• 本文:
####

この企画展は、ソニー・ミュージックが「アート」と「エンタテインメント」をクロスオーバーする、グローバルプロジェクトの第1弾として開催するもの。企画展の内容は大きく2つのパートに分かれ、前半ではコヤマ氏のこれまでの活動を振り返りつつ、その制作中に生み出された中間成果物を解説とともに展示。「アニメーション制作」という集団作業の中で、デザイナーがどのように思考し、実践しているかがわかる内容になっています。

一方の後半では、CCMSとしての活動にスポットを当て、彼らが生み出す最新のプロダクトを展示。以前、CCMSが発表したオリジナル絵本『おばけちゃん』(のちに『日本アニメ(ーター)見本市』の一本としてアニメ化)のキャラクターを使った新作のほか、『エヴァンゲリオン』とのコラボレーションTシャツといった、ユニークなプロダクトが数多く展示されます。

世界のアートシーンの中心でもあるニューヨークで、彼らはいったい何をやろうとしているのか。その一筋縄ではいかない狙いとコンセプトを、コヤマさん自身に語ってもらいました。


設営中のコヤマシゲトさん


――コヤマさんは2016年に、台湾で個展を開かれていますね。今回の「experiment OBAKE」は、コヤマさんもメンバーのひとりであるクリエイティブユニット「CCMS」と合同で開催することになりました。

####

• データ欄:
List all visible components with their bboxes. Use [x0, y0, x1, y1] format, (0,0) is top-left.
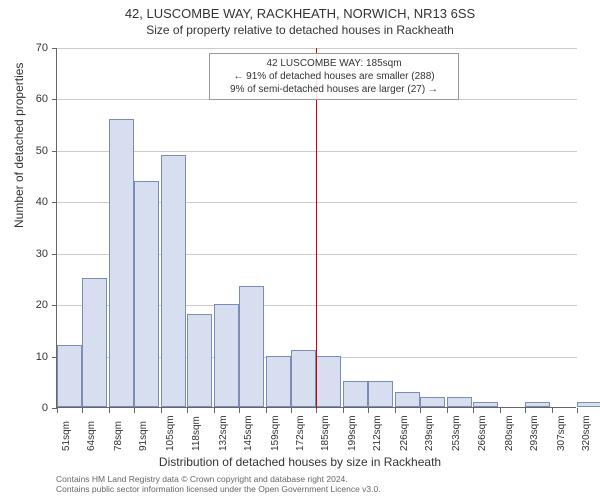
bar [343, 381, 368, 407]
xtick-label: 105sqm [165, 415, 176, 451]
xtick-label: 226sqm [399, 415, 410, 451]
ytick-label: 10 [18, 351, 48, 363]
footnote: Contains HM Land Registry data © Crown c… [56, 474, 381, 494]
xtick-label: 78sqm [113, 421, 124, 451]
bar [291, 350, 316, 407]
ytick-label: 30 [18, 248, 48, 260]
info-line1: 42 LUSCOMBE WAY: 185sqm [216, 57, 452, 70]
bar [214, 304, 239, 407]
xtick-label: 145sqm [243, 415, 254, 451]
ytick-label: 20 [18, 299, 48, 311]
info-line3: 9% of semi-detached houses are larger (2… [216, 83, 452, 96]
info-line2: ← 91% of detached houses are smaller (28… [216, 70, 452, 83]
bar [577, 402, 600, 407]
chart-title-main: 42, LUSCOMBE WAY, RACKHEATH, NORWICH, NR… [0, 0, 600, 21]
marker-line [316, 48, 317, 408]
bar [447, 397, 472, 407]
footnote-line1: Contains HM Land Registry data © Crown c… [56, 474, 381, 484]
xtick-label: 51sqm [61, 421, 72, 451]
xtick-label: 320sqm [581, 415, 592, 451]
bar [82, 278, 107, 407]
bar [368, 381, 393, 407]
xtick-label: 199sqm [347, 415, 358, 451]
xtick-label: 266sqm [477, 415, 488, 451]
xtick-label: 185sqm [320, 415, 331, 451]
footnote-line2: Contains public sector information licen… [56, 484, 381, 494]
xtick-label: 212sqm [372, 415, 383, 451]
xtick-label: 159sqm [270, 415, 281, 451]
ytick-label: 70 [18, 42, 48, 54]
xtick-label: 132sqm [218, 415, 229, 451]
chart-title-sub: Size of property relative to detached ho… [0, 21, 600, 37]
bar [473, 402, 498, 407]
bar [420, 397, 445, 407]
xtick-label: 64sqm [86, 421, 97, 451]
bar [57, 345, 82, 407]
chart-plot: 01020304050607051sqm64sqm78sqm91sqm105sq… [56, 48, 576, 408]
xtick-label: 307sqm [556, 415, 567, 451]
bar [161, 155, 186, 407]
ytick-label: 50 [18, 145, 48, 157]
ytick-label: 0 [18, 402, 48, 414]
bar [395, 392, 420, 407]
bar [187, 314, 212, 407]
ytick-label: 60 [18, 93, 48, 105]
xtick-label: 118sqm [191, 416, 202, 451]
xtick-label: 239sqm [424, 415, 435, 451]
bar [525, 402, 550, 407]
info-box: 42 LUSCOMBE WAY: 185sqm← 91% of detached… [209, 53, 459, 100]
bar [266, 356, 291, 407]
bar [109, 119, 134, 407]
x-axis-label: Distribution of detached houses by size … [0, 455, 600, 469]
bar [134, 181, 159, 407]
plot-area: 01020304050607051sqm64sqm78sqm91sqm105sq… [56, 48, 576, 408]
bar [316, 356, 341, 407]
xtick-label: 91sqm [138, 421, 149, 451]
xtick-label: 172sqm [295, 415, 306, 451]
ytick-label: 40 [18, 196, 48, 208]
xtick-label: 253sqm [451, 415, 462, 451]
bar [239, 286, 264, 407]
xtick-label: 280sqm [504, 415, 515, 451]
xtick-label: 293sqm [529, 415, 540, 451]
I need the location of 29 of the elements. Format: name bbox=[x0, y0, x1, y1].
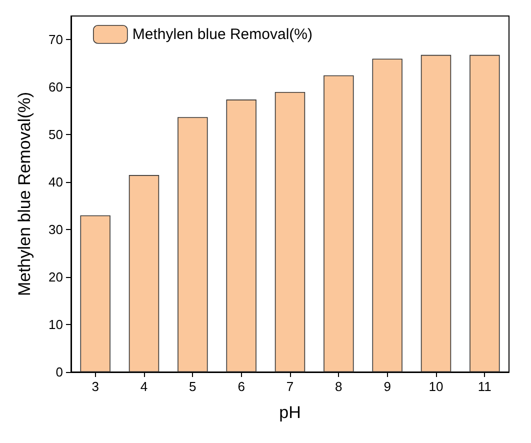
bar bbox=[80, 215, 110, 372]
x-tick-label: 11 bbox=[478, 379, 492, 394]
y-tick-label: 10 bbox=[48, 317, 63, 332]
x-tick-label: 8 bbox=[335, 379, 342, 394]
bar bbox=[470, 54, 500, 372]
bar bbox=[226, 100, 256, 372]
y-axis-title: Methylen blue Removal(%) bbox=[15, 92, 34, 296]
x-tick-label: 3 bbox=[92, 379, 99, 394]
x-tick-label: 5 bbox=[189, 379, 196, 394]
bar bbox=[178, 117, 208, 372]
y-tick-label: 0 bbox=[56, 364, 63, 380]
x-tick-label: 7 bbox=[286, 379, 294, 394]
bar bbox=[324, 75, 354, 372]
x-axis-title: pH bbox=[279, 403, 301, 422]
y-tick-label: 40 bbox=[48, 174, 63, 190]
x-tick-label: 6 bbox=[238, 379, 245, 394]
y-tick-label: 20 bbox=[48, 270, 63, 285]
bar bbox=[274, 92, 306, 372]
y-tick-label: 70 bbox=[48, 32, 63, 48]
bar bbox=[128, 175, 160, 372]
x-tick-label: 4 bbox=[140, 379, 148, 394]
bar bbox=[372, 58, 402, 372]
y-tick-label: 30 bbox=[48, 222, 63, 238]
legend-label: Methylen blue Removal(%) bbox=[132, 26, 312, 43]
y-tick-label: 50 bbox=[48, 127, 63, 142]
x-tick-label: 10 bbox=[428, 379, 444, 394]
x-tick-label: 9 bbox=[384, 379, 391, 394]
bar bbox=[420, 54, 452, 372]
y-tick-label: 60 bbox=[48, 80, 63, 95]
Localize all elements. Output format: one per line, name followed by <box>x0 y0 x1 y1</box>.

####

• 課題: 企画展を紹介する本文のうち、「一方の後半では、CCMSとし」を含む語句から書き始め、「で開催することになりました。」を書いたところで止めて、その部分を一字も変えずに引用すること。

• 正解:
一方の後半では、CCMSとしての活動にスポットを当て、彼らが生み出す最新のプロダクトを展示。以前、CCMSが発表したオリジナル絵本『おばけちゃん』(のちに『日本アニメ(ーター)見本市』の一本としてアニメ化)のキャラクターを使った新作のほか、『エヴァンゲリオン』とのコラボレーションTシャツといった、ユニークなプロダクトが数多く展示されます。

世界のアートシーンの中心でもあるニューヨークで、彼らはいったい何をやろうとしているのか。その一筋縄ではいかない狙いとコンセプトを、コヤマさん自身に語ってもらいました。


設営中のコヤマシゲトさん


――コヤマさんは2016年に、台湾で個展を開かれていますね。今回の「experiment OBAKE」は、コヤマさんもメンバーのひとりであるクリエイティブユニット「CCMS」と合同で開催することになりました。